▸ INFORMATION GIVEN:
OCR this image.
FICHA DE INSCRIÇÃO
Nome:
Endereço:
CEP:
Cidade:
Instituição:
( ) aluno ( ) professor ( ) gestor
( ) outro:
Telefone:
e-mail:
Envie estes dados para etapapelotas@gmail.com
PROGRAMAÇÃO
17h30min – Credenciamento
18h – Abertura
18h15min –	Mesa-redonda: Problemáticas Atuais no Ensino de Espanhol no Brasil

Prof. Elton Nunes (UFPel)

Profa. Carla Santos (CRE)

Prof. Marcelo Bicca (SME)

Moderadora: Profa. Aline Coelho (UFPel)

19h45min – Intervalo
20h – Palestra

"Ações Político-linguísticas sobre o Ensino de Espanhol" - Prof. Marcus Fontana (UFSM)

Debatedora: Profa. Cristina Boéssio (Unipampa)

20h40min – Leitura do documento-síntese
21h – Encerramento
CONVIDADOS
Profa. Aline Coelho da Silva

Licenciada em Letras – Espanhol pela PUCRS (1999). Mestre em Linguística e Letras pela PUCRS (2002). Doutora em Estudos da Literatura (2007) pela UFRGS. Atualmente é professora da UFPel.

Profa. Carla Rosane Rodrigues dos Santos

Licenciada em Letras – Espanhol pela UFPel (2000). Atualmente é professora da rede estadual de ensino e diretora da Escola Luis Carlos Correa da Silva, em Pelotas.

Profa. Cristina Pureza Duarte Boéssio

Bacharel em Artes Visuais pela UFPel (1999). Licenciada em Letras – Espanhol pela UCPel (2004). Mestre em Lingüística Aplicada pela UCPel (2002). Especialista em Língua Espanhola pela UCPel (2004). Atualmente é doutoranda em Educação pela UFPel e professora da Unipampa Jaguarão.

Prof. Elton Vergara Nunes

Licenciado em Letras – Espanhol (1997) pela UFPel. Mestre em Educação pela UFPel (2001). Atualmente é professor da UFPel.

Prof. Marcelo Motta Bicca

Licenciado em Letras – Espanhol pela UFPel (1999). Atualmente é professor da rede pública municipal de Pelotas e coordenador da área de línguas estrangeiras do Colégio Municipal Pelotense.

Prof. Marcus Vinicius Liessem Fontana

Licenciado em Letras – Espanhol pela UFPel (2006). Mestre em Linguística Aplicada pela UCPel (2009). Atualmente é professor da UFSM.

...

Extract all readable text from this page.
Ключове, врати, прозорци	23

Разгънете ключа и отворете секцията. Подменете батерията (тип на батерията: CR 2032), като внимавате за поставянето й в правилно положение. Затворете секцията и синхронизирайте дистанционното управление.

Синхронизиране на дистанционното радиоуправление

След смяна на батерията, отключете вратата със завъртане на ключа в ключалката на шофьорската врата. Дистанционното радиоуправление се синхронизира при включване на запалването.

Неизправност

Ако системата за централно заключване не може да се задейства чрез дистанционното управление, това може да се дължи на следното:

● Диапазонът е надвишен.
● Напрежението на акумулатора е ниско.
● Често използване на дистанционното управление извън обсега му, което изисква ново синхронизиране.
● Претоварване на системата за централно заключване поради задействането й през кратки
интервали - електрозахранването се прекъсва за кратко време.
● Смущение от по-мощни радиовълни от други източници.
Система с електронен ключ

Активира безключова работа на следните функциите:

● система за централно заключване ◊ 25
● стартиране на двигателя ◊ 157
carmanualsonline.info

▸ REQUIRED WORK:
In the data above, how many lines contain the string "радиоуправление"? Answer with the number only.

▸ WRITTEN RESPONSE:
2